BEGIN

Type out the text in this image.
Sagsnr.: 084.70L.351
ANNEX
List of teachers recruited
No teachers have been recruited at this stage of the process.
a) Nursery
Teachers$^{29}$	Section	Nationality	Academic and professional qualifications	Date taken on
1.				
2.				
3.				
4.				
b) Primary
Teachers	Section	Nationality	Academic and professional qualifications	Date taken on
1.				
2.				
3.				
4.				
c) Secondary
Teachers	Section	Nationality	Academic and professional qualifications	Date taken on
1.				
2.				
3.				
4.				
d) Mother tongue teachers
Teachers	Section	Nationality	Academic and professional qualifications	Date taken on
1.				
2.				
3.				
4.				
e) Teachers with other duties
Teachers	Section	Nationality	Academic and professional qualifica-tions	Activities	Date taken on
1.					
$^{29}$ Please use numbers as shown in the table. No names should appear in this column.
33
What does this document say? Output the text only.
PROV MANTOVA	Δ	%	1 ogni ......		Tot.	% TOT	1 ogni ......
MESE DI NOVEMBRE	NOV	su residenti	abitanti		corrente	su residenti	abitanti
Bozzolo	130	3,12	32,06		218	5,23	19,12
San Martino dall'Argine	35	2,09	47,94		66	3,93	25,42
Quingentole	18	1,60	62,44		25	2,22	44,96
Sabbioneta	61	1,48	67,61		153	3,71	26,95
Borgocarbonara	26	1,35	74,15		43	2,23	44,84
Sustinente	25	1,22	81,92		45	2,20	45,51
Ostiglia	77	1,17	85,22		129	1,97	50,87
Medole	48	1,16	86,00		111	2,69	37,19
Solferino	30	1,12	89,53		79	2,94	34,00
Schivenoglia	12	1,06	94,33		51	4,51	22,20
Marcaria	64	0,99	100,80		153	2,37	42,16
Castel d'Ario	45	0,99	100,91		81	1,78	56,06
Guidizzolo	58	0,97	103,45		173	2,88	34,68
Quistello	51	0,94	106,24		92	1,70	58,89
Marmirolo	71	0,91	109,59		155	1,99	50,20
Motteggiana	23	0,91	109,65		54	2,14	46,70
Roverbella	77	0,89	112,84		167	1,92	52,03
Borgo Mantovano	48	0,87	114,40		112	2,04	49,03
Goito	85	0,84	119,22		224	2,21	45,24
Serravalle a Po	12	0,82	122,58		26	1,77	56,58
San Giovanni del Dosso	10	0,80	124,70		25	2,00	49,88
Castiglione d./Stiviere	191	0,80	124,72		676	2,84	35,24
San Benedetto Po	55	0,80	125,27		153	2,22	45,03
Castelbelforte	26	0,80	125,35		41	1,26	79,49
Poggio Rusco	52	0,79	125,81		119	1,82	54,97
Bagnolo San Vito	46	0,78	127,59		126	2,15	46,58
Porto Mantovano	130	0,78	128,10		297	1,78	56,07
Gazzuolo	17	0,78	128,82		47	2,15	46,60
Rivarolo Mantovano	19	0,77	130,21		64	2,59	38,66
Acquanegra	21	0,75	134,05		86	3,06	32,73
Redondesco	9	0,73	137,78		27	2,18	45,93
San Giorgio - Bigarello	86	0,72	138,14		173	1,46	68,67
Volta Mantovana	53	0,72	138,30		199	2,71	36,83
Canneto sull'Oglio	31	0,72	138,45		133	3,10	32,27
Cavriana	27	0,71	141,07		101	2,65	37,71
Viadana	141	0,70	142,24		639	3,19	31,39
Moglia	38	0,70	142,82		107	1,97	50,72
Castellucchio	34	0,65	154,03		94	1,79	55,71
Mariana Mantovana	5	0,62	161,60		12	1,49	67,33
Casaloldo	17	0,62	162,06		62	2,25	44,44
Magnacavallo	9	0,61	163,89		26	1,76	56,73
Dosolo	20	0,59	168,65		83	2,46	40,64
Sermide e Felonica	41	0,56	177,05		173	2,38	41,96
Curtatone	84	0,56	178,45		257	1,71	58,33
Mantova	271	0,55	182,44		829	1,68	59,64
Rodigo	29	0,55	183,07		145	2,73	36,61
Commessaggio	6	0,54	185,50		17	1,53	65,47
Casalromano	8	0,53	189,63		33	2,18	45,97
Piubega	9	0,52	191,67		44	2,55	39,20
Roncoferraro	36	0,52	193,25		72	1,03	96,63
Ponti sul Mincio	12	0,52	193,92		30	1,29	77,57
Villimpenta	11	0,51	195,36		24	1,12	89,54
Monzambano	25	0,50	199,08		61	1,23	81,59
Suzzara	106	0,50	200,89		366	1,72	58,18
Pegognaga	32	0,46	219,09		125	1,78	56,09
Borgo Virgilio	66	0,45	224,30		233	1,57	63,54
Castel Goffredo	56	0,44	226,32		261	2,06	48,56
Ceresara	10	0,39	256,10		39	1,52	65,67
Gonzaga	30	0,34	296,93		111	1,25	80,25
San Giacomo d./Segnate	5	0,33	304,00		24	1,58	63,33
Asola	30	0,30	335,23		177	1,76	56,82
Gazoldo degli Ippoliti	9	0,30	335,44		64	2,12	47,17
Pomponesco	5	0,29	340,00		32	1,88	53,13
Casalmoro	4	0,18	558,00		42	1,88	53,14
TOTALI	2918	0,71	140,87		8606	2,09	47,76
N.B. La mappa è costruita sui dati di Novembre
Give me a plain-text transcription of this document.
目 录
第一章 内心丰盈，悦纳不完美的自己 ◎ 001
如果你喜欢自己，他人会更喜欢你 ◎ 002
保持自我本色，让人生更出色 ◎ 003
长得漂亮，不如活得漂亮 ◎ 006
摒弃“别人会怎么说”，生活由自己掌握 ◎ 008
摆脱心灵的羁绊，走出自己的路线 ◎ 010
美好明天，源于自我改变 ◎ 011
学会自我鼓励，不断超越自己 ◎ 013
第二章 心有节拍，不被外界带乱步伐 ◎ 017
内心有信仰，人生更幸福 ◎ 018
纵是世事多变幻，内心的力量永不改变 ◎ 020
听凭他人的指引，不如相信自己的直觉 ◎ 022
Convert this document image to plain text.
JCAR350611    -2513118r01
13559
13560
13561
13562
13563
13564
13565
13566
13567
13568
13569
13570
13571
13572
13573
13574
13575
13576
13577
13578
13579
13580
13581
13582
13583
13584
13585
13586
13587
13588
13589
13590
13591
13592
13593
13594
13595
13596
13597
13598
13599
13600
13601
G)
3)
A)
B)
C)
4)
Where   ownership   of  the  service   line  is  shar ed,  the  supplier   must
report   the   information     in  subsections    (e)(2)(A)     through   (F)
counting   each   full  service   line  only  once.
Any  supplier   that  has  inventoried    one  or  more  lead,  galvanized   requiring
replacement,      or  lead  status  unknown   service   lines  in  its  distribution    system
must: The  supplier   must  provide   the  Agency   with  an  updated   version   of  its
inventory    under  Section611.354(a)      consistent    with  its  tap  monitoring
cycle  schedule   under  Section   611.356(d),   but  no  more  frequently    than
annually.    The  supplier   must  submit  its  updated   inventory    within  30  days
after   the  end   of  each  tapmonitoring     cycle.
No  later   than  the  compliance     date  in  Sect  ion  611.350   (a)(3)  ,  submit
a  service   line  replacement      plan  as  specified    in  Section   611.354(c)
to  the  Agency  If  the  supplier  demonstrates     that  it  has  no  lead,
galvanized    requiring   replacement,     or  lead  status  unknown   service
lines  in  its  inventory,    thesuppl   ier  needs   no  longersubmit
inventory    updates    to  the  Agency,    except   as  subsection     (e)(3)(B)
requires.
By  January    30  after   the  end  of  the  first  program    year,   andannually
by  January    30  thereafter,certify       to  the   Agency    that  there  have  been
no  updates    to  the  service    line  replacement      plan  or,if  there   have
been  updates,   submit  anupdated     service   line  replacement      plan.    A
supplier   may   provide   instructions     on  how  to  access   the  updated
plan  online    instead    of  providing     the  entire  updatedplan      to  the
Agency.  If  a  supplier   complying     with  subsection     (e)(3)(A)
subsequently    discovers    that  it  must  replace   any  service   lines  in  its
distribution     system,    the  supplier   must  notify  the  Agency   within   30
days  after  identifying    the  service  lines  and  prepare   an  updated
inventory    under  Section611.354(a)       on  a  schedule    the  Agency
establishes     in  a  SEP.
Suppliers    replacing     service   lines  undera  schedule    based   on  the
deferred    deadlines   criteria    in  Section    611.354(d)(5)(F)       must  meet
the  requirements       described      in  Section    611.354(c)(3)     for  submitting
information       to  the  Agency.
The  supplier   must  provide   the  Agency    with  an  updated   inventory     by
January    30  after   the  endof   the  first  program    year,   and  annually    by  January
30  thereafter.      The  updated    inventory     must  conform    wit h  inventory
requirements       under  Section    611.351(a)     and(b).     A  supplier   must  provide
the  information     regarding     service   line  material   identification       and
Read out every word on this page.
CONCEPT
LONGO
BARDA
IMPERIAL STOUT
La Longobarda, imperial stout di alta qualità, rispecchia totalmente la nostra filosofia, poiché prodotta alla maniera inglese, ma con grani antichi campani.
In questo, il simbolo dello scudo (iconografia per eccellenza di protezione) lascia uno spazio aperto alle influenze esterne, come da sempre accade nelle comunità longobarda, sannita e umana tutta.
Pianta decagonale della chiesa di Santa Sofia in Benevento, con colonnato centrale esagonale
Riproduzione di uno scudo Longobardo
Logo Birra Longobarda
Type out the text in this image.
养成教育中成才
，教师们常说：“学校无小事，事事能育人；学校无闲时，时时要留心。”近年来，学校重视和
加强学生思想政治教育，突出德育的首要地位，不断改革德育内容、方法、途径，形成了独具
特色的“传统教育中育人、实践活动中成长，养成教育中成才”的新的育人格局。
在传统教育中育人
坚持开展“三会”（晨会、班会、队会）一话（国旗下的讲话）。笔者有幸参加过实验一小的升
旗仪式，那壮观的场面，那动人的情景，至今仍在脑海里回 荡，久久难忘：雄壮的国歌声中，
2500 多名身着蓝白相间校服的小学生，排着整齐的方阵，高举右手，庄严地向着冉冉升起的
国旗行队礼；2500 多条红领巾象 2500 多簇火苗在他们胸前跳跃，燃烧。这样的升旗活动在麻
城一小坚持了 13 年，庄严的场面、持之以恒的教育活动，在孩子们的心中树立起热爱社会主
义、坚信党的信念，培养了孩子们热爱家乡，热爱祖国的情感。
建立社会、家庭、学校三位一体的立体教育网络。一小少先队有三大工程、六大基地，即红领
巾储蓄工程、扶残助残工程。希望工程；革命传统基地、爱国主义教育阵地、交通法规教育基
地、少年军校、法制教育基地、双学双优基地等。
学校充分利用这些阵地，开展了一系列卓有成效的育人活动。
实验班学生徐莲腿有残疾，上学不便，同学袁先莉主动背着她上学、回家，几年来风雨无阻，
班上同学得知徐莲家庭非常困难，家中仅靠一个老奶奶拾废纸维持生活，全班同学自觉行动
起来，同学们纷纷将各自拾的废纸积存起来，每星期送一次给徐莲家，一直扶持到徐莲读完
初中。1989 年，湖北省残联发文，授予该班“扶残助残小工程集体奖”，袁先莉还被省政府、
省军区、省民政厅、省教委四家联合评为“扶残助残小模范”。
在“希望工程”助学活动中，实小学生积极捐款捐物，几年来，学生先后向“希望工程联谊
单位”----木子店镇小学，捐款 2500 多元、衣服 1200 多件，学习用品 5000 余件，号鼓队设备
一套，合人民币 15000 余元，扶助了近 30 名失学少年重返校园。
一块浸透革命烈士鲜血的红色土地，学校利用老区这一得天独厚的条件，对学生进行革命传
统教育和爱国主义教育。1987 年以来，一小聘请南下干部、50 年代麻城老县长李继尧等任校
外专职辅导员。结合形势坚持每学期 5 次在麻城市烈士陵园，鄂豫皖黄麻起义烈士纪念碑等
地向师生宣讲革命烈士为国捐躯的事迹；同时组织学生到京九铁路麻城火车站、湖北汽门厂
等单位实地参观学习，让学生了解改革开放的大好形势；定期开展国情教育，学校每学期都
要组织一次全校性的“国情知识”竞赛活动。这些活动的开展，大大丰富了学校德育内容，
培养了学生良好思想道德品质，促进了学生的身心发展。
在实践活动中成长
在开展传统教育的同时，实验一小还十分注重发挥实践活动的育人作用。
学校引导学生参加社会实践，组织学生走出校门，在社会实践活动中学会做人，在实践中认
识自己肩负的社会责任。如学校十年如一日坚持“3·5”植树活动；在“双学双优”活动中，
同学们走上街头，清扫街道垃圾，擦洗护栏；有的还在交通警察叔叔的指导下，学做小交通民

END

■ **Do this**: Return all the lines that contain the string "updates".

■ **Final result**:
inventory    updates    to  the  Agency,    except   as  subsection     (e)(3)(B)
no  updates    to  the  service    line  replacement      plan  or,if  there   have
been  updates,   submit  anupdated     service   line  replacement      plan.    A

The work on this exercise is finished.